→ EXERCISE TASK: Check each line below for the word "JSON", and copy those that have it.

Figure record extracts:

——

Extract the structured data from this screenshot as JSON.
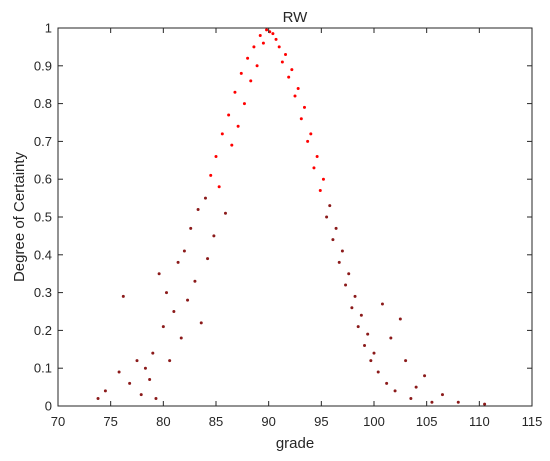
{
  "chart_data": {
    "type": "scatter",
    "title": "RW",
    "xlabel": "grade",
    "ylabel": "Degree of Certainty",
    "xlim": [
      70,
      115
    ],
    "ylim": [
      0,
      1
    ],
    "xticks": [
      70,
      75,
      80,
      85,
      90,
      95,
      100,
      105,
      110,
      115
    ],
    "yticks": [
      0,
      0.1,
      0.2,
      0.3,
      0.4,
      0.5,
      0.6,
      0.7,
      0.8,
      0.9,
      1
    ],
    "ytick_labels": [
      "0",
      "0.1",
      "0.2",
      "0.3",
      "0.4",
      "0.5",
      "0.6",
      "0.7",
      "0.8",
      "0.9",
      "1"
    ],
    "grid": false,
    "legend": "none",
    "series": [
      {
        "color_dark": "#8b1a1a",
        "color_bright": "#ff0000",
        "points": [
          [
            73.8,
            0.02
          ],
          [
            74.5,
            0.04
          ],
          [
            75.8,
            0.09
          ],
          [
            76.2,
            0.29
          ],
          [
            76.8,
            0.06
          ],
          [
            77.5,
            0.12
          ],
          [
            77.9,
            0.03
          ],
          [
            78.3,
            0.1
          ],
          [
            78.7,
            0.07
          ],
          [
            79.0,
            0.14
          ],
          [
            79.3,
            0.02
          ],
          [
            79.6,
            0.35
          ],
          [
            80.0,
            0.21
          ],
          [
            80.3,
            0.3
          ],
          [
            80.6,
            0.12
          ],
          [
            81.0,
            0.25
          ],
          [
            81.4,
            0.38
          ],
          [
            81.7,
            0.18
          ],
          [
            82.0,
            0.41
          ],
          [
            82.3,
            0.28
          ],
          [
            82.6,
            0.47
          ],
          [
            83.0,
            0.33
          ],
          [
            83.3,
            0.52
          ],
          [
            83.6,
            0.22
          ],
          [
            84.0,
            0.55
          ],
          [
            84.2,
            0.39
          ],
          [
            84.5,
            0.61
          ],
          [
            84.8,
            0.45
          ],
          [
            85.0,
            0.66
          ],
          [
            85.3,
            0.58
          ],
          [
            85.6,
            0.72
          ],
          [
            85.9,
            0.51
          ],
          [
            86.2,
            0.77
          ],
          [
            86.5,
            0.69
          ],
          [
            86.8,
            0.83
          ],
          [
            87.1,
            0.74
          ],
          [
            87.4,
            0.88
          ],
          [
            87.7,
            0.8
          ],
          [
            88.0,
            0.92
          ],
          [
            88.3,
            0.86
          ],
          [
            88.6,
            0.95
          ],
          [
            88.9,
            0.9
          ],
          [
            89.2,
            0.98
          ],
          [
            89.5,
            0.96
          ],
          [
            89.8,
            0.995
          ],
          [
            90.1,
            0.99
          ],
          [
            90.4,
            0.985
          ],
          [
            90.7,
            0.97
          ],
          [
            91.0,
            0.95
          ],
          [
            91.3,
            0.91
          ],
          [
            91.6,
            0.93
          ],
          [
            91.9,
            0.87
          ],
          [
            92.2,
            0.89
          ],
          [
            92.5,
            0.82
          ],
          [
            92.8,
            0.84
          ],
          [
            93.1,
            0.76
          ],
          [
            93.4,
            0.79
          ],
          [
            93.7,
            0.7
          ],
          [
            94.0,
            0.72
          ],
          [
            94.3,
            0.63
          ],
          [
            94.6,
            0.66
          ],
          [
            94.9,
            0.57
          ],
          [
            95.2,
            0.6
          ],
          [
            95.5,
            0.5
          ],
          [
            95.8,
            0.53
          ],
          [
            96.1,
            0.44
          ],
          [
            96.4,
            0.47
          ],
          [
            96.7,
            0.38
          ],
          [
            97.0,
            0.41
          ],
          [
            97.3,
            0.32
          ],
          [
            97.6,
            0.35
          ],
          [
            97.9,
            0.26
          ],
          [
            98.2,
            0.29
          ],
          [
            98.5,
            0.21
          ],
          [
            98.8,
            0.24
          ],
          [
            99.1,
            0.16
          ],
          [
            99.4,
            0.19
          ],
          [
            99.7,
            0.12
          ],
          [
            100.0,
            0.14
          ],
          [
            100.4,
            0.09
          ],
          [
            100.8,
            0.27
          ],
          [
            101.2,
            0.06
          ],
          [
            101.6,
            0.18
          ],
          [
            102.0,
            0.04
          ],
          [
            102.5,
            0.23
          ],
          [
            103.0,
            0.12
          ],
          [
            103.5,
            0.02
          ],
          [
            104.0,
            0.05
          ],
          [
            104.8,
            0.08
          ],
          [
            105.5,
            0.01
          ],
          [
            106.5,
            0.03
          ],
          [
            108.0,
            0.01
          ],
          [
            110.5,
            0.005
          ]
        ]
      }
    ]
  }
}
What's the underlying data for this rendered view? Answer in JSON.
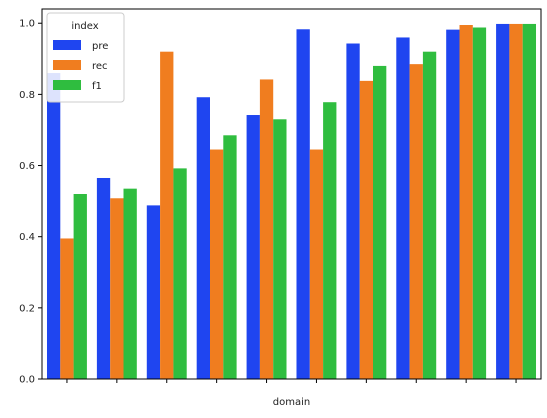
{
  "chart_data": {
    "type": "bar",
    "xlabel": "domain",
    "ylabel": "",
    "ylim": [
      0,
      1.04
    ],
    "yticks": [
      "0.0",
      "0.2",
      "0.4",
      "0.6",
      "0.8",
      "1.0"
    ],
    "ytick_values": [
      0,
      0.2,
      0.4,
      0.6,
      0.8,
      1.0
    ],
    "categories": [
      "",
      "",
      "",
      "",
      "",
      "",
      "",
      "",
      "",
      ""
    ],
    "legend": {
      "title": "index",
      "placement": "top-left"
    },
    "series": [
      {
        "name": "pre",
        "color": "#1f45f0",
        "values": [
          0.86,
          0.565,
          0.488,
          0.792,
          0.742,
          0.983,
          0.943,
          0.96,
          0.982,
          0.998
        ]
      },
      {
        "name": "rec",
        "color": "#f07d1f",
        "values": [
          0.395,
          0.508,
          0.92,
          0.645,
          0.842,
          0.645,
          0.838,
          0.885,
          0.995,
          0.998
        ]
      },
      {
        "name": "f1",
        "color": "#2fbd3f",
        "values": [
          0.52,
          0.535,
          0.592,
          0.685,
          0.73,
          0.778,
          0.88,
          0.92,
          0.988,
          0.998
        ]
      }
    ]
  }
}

——

→ SOLUTION TO THE PROBLEM:
Extract the structured data from this screenshot as JSON.
What's the underlying data for this rendered view? Answer in JSON.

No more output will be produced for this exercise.